▶ _TEXTO PARA ANÁLISIS_:
Pensemos también: ¿A qué epistemologías se concede la primacía? ¿Qué se considera conocimiento legítimo? ¿Qué se supone que es estable, nombrable y universalmente clasificable? La mayoría de los sistemas tradicionales privilegian las formas de conocimiento escritas, discretas, centradas en el objeto y occidentales, mientras que otras se filtran, fragmentan o domestican para que encajen.
Ahora cambiemos de perspectiva: ¿Qué aspecto tendría este catálogo si se hubiera elaborado desde otra visión del mundo? ¿Una basada en el cambio estacional, las redes de parentesco o la relación cosmológica? Esta pregunta no sólo revela las limitaciones del sistema actual, sino que apunta a lógicas alternativas que no sólo son posibles, sino que ya se aplican en otros lugares.
Y por último, preguntémonos: ¿Dónde están las lagunas y quién se beneficia de ellas? La ausencia de un término, la estructura rígida de una jerarquía, la invisibilidad de una categoría... no son simples descuidos. Sirven a alguien. Cada omisión o distorsión es un acto político, a menudo con consecuencias reales para la visibilidad, el acceso, la citación y la legitimidad.
No se trata de críticas abstractas. Son herramientas de trabajo de campo. Planteárselas es empezar a desmantelar el andamiaje de autoridad que la clasificación pretende neutralizar.

▶ _SEGÚN LA INFORMACIÓN_:
a. Enumere las características que, según el texto sobre la clasificación del conocimiento, tienen las formas de conocimiento privilegiadas por la mayoría de los sistemas tradicionales.
b. ¿Qué es cada omisión o distorsión, de acuerdo con el texto sobre la clasificación del conocimiento?

▶ _ENTRADAS EXTRAÍDAS_:
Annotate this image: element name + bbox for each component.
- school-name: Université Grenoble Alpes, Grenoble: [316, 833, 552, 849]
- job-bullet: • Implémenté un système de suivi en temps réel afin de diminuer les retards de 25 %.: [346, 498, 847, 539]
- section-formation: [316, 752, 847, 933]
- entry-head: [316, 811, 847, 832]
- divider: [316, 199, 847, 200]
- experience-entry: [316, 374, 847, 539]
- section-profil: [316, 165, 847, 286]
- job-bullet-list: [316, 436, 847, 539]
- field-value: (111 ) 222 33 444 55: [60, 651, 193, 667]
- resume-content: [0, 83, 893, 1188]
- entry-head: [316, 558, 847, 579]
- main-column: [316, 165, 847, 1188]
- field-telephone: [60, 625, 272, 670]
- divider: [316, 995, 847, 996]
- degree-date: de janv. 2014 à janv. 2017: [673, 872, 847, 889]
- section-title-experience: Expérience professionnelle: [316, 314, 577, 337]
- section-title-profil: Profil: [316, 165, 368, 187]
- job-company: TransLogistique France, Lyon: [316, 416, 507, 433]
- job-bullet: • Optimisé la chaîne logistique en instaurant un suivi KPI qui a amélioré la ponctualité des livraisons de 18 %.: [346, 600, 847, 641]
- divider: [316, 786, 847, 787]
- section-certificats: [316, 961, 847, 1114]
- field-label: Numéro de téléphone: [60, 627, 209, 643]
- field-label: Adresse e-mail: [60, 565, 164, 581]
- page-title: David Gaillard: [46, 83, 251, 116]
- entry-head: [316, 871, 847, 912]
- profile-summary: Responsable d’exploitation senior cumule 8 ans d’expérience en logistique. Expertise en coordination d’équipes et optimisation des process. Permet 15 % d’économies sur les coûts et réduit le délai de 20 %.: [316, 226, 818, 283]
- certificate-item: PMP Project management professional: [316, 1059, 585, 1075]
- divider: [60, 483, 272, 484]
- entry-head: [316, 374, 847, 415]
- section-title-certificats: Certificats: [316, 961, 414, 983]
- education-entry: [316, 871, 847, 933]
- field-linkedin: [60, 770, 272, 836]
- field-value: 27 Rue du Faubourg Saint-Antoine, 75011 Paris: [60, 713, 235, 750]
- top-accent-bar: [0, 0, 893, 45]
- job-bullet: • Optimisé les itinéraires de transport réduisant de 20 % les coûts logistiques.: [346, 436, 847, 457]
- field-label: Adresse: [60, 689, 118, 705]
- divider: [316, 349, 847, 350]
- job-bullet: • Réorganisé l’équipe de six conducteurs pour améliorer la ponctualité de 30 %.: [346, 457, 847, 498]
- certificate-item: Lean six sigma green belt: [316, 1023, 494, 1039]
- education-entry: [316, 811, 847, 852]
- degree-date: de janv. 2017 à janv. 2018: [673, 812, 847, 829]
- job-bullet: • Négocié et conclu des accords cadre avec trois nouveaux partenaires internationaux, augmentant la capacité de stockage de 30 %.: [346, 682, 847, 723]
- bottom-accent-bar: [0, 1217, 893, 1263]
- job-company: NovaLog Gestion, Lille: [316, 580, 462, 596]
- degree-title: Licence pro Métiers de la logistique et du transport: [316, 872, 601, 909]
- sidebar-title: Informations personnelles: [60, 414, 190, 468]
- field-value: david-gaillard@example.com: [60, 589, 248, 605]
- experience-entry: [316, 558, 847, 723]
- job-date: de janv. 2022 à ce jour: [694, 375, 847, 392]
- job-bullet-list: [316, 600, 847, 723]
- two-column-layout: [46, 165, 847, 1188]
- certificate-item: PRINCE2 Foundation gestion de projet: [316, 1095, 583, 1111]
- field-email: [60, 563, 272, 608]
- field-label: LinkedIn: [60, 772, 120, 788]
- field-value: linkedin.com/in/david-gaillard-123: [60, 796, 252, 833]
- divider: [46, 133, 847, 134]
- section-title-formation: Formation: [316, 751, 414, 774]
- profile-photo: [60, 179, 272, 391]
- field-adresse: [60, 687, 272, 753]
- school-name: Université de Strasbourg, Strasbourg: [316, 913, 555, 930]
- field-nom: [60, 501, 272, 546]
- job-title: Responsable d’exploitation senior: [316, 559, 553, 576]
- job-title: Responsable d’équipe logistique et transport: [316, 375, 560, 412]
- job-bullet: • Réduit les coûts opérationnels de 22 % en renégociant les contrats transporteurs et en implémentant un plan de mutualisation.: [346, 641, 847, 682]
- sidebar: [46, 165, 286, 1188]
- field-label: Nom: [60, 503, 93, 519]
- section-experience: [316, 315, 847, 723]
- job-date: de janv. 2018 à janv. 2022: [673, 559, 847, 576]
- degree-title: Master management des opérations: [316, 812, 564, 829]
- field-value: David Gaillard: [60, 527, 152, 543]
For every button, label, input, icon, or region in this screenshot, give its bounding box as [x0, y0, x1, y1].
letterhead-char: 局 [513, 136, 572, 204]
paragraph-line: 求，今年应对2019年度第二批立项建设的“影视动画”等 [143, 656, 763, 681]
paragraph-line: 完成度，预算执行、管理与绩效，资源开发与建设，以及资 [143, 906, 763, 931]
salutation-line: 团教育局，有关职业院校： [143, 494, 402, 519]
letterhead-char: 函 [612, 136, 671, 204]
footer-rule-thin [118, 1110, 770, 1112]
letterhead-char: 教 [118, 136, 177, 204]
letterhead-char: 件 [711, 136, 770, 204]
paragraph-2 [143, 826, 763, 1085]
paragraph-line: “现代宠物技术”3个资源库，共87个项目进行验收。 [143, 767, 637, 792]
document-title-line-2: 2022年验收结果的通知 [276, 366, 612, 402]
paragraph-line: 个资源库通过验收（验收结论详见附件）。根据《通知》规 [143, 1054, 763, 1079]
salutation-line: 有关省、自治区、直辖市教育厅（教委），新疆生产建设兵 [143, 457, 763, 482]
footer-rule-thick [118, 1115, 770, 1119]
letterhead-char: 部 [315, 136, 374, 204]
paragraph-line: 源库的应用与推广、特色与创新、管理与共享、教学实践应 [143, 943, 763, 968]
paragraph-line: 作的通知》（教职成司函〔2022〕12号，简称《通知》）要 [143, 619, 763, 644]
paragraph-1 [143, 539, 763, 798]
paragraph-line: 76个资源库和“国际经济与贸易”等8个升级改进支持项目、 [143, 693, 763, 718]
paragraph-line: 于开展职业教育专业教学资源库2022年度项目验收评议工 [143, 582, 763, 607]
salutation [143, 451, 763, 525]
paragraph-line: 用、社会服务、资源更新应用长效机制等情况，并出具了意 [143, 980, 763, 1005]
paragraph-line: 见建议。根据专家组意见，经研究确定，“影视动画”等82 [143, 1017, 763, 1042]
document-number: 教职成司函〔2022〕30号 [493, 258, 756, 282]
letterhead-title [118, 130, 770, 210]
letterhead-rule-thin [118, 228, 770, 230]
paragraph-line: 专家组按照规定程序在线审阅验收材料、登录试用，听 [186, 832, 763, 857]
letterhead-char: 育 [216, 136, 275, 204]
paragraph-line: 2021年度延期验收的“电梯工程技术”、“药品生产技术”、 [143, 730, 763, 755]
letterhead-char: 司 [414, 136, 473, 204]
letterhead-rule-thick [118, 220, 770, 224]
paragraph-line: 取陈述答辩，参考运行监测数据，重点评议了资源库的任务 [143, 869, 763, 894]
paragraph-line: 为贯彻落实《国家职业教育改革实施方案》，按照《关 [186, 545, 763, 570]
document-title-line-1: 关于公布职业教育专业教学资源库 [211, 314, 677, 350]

▶ _CONJUNTO DE SOLUCIONES_:
a. Escritas, discretas, centradas en el objeto y occidentales.

b. Un acto político.